**THE TASK:** Reproduce each line of the material precisely.

**SUPPLIED ENTRIES:**
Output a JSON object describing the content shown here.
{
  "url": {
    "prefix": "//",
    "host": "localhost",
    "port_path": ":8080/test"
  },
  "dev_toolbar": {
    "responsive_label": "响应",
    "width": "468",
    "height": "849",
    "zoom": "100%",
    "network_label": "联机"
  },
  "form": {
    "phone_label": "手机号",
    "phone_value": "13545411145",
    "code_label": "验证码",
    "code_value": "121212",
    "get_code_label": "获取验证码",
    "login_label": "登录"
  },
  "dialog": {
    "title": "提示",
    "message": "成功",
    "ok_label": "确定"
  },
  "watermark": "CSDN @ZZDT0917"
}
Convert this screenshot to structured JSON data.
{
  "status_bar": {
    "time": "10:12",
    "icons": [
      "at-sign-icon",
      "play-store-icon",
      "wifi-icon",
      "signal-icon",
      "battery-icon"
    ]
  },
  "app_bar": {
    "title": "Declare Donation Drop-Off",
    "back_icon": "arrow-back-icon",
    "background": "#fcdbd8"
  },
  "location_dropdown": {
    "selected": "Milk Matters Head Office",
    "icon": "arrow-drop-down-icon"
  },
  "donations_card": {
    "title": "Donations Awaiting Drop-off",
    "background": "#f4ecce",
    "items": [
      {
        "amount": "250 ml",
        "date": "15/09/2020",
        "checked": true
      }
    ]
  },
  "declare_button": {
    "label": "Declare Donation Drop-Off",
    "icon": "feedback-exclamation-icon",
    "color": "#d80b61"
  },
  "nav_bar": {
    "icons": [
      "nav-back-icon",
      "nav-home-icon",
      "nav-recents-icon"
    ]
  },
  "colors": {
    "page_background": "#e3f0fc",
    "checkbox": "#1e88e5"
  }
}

**COMPLETED TASK:**
Output a JSON object describing the content shown here.
{
  "url": {
    "prefix": "//",
    "host": "localhost",
    "port_path": ":8080/test"
  },
  "dev_toolbar": {
    "responsive_label": "响应",
    "width": "468",
    "height": "849",
    "zoom": "100%",
    "network_label": "联机"
  },
  "form": {
    "phone_label": "手机号",
    "phone_value": "13545411145",
    "code_label": "验证码",
    "code_value": "121212",
    "get_code_label": "获取验证码",
    "login_label": "登录"
  },
  "dialog": {
    "title": "提示",
    "message": "成功",
    "ok_label": "确定"
  },
  "watermark": "CSDN @ZZDT0917"
}
Convert this screenshot to structured JSON data.
{
  "status_bar": {
    "time": "10:12",
    "icons": [
      "at-sign-icon",
      "play-store-icon",
      "wifi-icon",
      "signal-icon",
      "battery-icon"
    ]
  },
  "app_bar": {
    "title": "Declare Donation Drop-Off",
    "back_icon": "arrow-back-icon",
    "background": "#fcdbd8"
  },
  "location_dropdown": {
    "selected": "Milk Matters Head Office",
    "icon": "arrow-drop-down-icon"
  },
  "donations_card": {
    "title": "Donations Awaiting Drop-off",
    "background": "#f4ecce",
    "items": [
      {
        "amount": "250 ml",
        "date": "15/09/2020",
        "checked": true
      }
    ]
  },
  "declare_button": {
    "label": "Declare Donation Drop-Off",
    "icon": "feedback-exclamation-icon",
    "color": "#d80b61"
  },
  "nav_bar": {
    "icons": [
      "nav-back-icon",
      "nav-home-icon",
      "nav-recents-icon"
    ]
  },
  "colors": {
    "page_background": "#e3f0fc",
    "checkbox": "#1e88e5"
  }
}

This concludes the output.